Extract the complete listing and repeat it word for word.

Data listing
_ _ _ _ _

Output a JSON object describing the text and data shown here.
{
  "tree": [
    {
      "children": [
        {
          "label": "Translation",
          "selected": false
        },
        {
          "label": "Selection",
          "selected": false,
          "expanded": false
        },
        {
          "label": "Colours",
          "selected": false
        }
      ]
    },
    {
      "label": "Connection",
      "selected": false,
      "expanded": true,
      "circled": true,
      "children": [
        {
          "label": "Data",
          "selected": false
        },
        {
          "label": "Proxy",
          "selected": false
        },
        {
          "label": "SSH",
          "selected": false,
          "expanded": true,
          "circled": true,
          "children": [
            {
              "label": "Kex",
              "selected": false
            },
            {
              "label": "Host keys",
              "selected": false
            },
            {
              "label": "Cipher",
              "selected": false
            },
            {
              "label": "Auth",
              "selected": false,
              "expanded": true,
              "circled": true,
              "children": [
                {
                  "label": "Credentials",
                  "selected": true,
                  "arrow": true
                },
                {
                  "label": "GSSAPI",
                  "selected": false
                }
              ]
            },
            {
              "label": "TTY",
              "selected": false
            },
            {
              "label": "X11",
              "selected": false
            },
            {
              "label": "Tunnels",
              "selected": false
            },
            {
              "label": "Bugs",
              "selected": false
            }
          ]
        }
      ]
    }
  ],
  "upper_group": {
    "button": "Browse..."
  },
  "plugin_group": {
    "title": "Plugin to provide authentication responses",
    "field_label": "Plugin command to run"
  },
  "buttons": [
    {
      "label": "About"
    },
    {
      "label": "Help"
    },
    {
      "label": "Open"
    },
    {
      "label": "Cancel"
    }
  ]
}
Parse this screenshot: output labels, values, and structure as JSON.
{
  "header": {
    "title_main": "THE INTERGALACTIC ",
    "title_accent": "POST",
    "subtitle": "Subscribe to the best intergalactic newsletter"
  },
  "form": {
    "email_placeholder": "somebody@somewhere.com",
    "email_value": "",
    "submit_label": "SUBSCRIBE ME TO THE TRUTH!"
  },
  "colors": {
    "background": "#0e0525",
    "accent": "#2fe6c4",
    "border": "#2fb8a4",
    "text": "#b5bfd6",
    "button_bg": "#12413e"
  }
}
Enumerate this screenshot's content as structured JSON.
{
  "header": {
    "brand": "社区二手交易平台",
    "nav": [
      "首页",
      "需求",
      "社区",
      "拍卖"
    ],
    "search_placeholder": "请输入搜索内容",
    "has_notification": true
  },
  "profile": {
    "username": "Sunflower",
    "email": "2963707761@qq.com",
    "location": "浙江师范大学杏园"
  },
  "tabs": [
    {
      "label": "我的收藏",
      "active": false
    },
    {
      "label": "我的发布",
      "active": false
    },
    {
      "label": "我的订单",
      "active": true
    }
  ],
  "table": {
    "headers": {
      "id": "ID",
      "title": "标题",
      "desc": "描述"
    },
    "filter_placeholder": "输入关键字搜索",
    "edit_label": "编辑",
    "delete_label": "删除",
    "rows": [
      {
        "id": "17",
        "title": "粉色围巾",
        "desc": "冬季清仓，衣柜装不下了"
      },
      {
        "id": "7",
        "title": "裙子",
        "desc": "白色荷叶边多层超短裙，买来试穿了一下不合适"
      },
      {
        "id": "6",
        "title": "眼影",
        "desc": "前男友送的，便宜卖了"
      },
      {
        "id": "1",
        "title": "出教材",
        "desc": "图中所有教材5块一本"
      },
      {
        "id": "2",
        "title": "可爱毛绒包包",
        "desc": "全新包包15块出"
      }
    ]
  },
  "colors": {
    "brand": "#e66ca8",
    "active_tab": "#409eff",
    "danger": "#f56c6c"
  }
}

_ _ _ _ _

■ CORRECT RESULT:
Output a JSON object describing the text and data shown here.
{
  "tree": [
    {
      "children": [
        {
          "label": "Translation",
          "selected": false
        },
        {
          "label": "Selection",
          "selected": false,
          "expanded": false
        },
        {
          "label": "Colours",
          "selected": false
        }
      ]
    },
    {
      "label": "Connection",
      "selected": false,
      "expanded": true,
      "circled": true,
      "children": [
        {
          "label": "Data",
          "selected": false
        },
        {
          "label": "Proxy",
          "selected": false
        },
        {
          "label": "SSH",
          "selected": false,
          "expanded": true,
          "circled": true,
          "children": [
            {
              "label": "Kex",
              "selected": false
            },
            {
              "label": "Host keys",
              "selected": false
            },
            {
              "label": "Cipher",
              "selected": false
            },
            {
              "label": "Auth",
              "selected": false,
              "expanded": true,
              "circled": true,
              "children": [
                {
                  "label": "Credentials",
                  "selected": true,
                  "arrow": true
                },
                {
                  "label": "GSSAPI",
                  "selected": false
                }
              ]
            },
            {
              "label": "TTY",
              "selected": false
            },
            {
              "label": "X11",
              "selected": false
            },
            {
              "label": "Tunnels",
              "selected": false
            },
            {
              "label": "Bugs",
              "selected": false
            }
          ]
        }
      ]
    }
  ],
  "upper_group": {
    "button": "Browse..."
  },
  "plugin_group": {
    "title": "Plugin to provide authentication responses",
    "field_label": "Plugin command to run"
  },
  "buttons": [
    {
      "label": "About"
    },
    {
      "label": "Help"
    },
    {
      "label": "Open"
    },
    {
      "label": "Cancel"
    }
  ]
}
Parse this screenshot: output labels, values, and structure as JSON.
{
  "header": {
    "title_main": "THE INTERGALACTIC ",
    "title_accent": "POST",
    "subtitle": "Subscribe to the best intergalactic newsletter"
  },
  "form": {
    "email_placeholder": "somebody@somewhere.com",
    "email_value": "",
    "submit_label": "SUBSCRIBE ME TO THE TRUTH!"
  },
  "colors": {
    "background": "#0e0525",
    "accent": "#2fe6c4",
    "border": "#2fb8a4",
    "text": "#b5bfd6",
    "button_bg": "#12413e"
  }
}
Enumerate this screenshot's content as structured JSON.
{
  "header": {
    "brand": "社区二手交易平台",
    "nav": [
      "首页",
      "需求",
      "社区",
      "拍卖"
    ],
    "search_placeholder": "请输入搜索内容",
    "has_notification": true
  },
  "profile": {
    "username": "Sunflower",
    "email": "2963707761@qq.com",
    "location": "浙江师范大学杏园"
  },
  "tabs": [
    {
      "label": "我的收藏",
      "active": false
    },
    {
      "label": "我的发布",
      "active": false
    },
    {
      "label": "我的订单",
      "active": true
    }
  ],
  "table": {
    "headers": {
      "id": "ID",
      "title": "标题",
      "desc": "描述"
    },
    "filter_placeholder": "输入关键字搜索",
    "edit_label": "编辑",
    "delete_label": "删除",
    "rows": [
      {
        "id": "17",
        "title": "粉色围巾",
        "desc": "冬季清仓，衣柜装不下了"
      },
      {
        "id": "7",
        "title": "裙子",
        "desc": "白色荷叶边多层超短裙，买来试穿了一下不合适"
      },
      {
        "id": "6",
        "title": "眼影",
        "desc": "前男友送的，便宜卖了"
      },
      {
        "id": "1",
        "title": "出教材",
        "desc": "图中所有教材5块一本"
      },
      {
        "id": "2",
        "title": "可爱毛绒包包",
        "desc": "全新包包15块出"
      }
    ]
  },
  "colors": {
    "brand": "#e66ca8",
    "active_tab": "#409eff",
    "danger": "#f56c6c"
  }
}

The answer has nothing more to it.